◆ TASK REQUIREMENTS ◆
Give back each entry unchanged, minus pictures.

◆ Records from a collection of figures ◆

+ + +

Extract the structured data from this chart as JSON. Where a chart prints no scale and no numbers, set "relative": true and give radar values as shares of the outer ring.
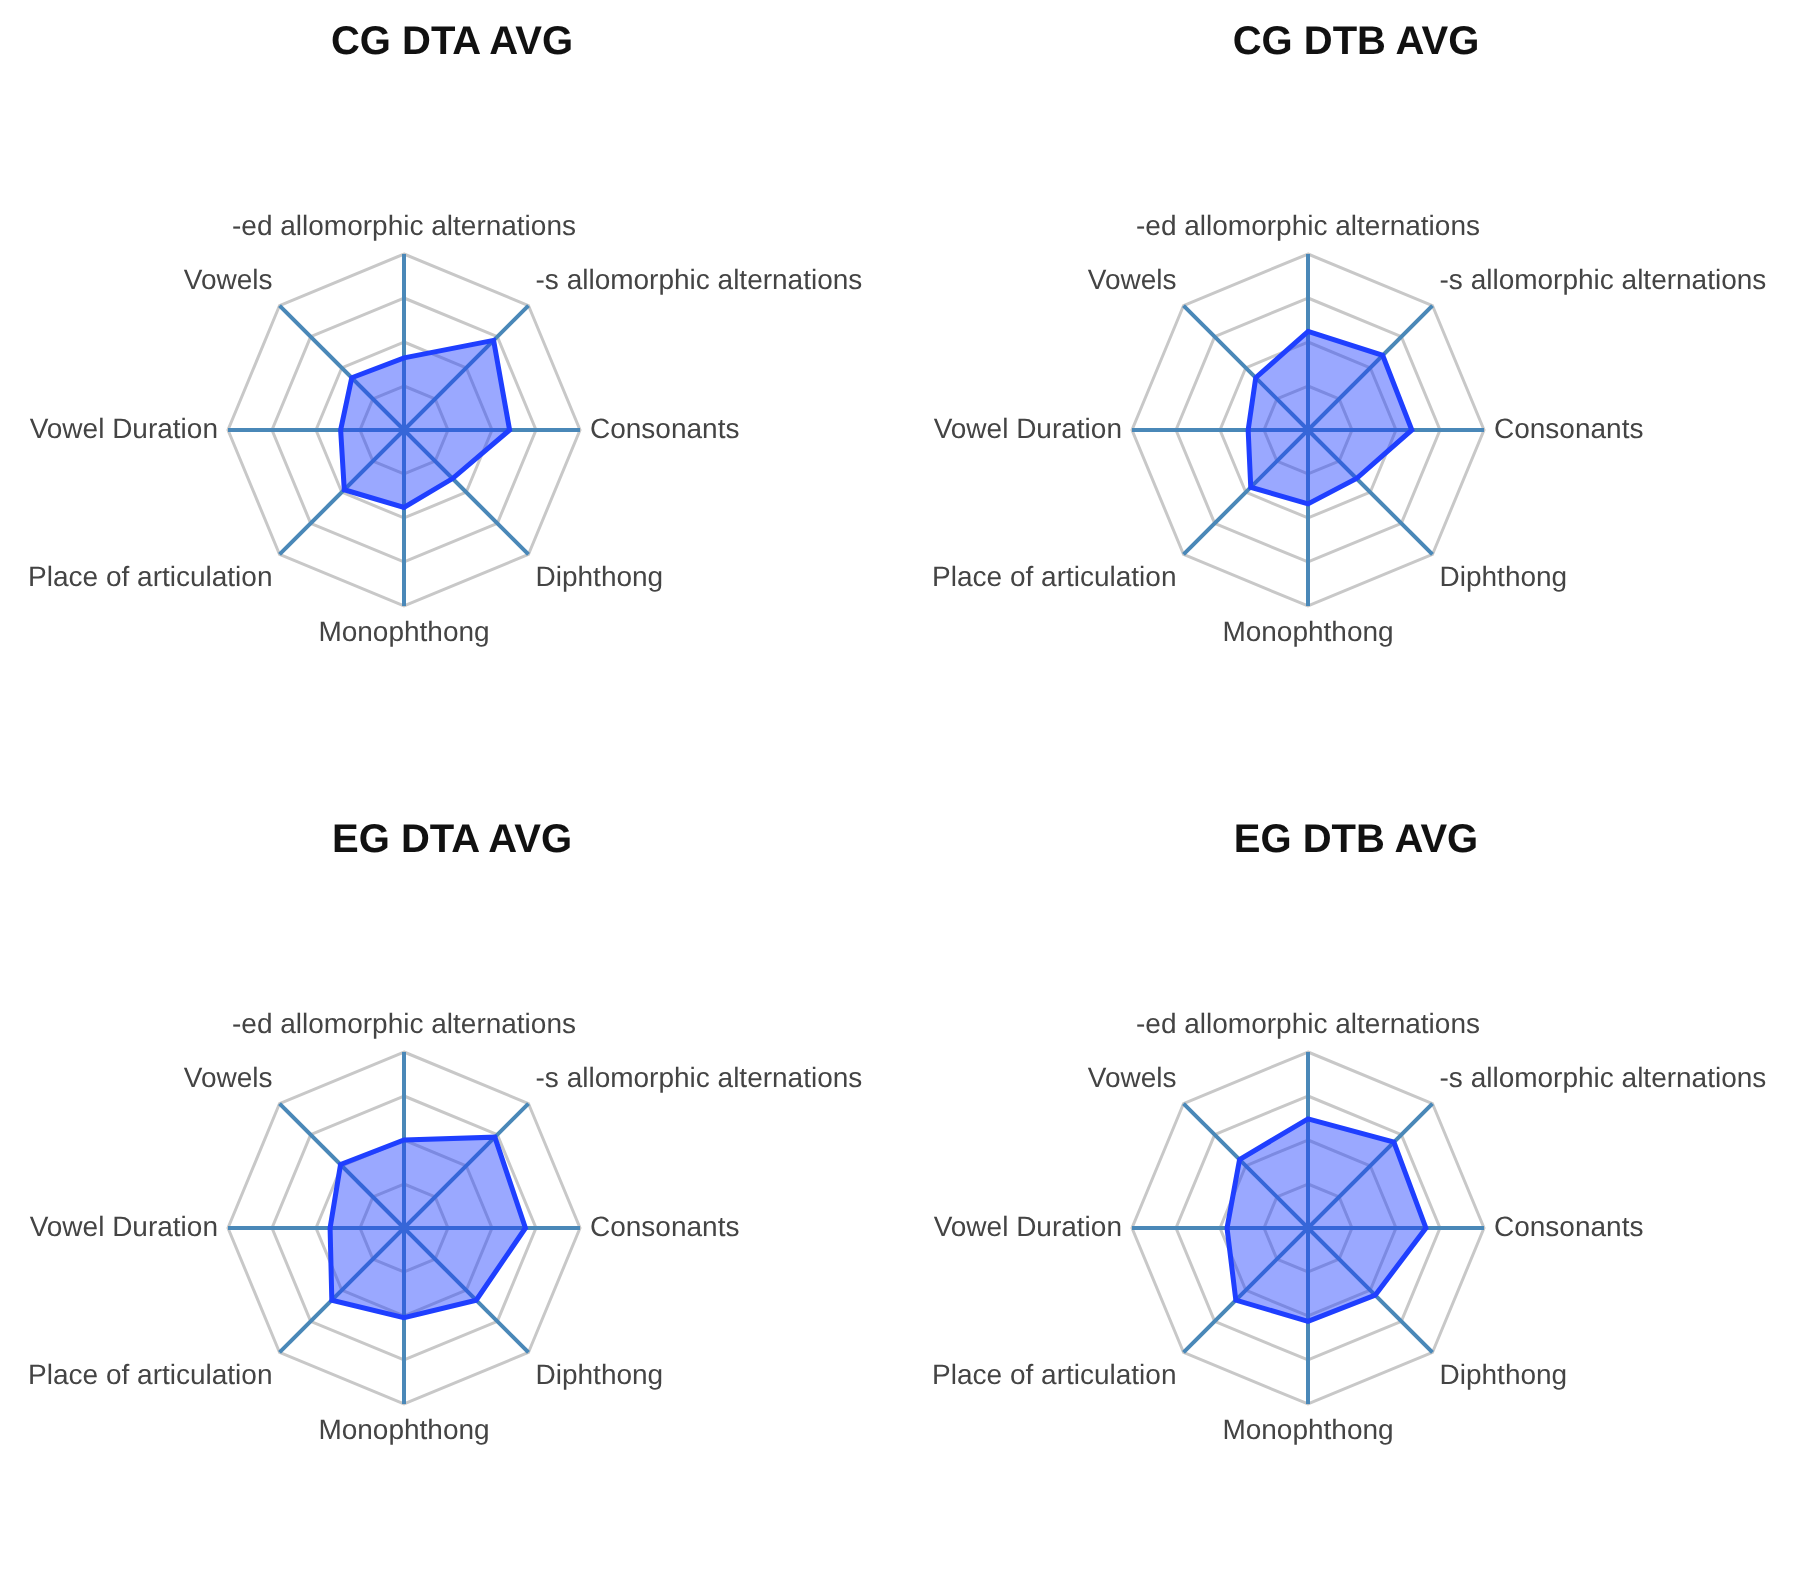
{
  "chart_data": [
    {
      "type": "radar",
      "title": "CG DTA AVG",
      "categories": [
        "-ed allomorphic alternations",
        "-s allomorphic alternations",
        "Consonants",
        "Diphthong",
        "Monophthong",
        "Place of articulation",
        "Vowel Duration",
        "Vowels"
      ],
      "relative": true,
      "grid": true,
      "series": [
        {
          "color": "#1f3fff",
          "values": [
            0.41,
            0.72,
            0.6,
            0.39,
            0.44,
            0.48,
            0.36,
            0.42
          ]
        }
      ]
    },
    {
      "type": "radar",
      "title": "CG DTB AVG",
      "categories": [
        "-ed allomorphic alternations",
        "-s allomorphic alternations",
        "Consonants",
        "Diphthong",
        "Monophthong",
        "Place of articulation",
        "Vowel Duration",
        "Vowels"
      ],
      "relative": true,
      "grid": true,
      "series": [
        {
          "color": "#1f3fff",
          "values": [
            0.56,
            0.6,
            0.59,
            0.39,
            0.42,
            0.46,
            0.34,
            0.42
          ]
        }
      ]
    },
    {
      "type": "radar",
      "title": "EG DTA AVG",
      "categories": [
        "-ed allomorphic alternations",
        "-s allomorphic alternations",
        "Consonants",
        "Diphthong",
        "Monophthong",
        "Place of articulation",
        "Vowel Duration",
        "Vowels"
      ],
      "relative": true,
      "grid": true,
      "series": [
        {
          "color": "#1f3fff",
          "values": [
            0.5,
            0.73,
            0.69,
            0.58,
            0.51,
            0.58,
            0.42,
            0.51
          ]
        }
      ]
    },
    {
      "type": "radar",
      "title": "EG DTB AVG",
      "categories": [
        "-ed allomorphic alternations",
        "-s allomorphic alternations",
        "Consonants",
        "Diphthong",
        "Monophthong",
        "Place of articulation",
        "Vowel Duration",
        "Vowels"
      ],
      "relative": true,
      "grid": true,
      "series": [
        {
          "color": "#1f3fff",
          "values": [
            0.62,
            0.69,
            0.67,
            0.54,
            0.53,
            0.58,
            0.46,
            0.55
          ]
        }
      ]
    }
  ]
}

+ + +

◆ PROBLEM SOLUTION ◆
Extract the structured data from this chart as JSON. Where a chart prints no scale and no numbers, set "relative": true and give radar values as shares of the outer ring.
{
  "chart_data": [
    {
      "type": "radar",
      "title": "CG DTA AVG",
      "categories": [
        "-ed allomorphic alternations",
        "-s allomorphic alternations",
        "Consonants",
        "Diphthong",
        "Monophthong",
        "Place of articulation",
        "Vowel Duration",
        "Vowels"
      ],
      "relative": true,
      "grid": true,
      "series": [
        {
          "color": "#1f3fff",
          "values": [
            0.41,
            0.72,
            0.6,
            0.39,
            0.44,
            0.48,
            0.36,
            0.42
          ]
        }
      ]
    },
    {
      "type": "radar",
      "title": "CG DTB AVG",
      "categories": [
        "-ed allomorphic alternations",
        "-s allomorphic alternations",
        "Consonants",
        "Diphthong",
        "Monophthong",
        "Place of articulation",
        "Vowel Duration",
        "Vowels"
      ],
      "relative": true,
      "grid": true,
      "series": [
        {
          "color": "#1f3fff",
          "values": [
            0.56,
            0.6,
            0.59,
            0.39,
            0.42,
            0.46,
            0.34,
            0.42
          ]
        }
      ]
    },
    {
      "type": "radar",
      "title": "EG DTA AVG",
      "categories": [
        "-ed allomorphic alternations",
        "-s allomorphic alternations",
        "Consonants",
        "Diphthong",
        "Monophthong",
        "Place of articulation",
        "Vowel Duration",
        "Vowels"
      ],
      "relative": true,
      "grid": true,
      "series": [
        {
          "color": "#1f3fff",
          "values": [
            0.5,
            0.73,
            0.69,
            0.58,
            0.51,
            0.58,
            0.42,
            0.51
          ]
        }
      ]
    },
    {
      "type": "radar",
      "title": "EG DTB AVG",
      "categories": [
        "-ed allomorphic alternations",
        "-s allomorphic alternations",
        "Consonants",
        "Diphthong",
        "Monophthong",
        "Place of articulation",
        "Vowel Duration",
        "Vowels"
      ],
      "relative": true,
      "grid": true,
      "series": [
        {
          "color": "#1f3fff",
          "values": [
            0.62,
            0.69,
            0.67,
            0.54,
            0.53,
            0.58,
            0.46,
            0.55
          ]
        }
      ]
    }
  ]
}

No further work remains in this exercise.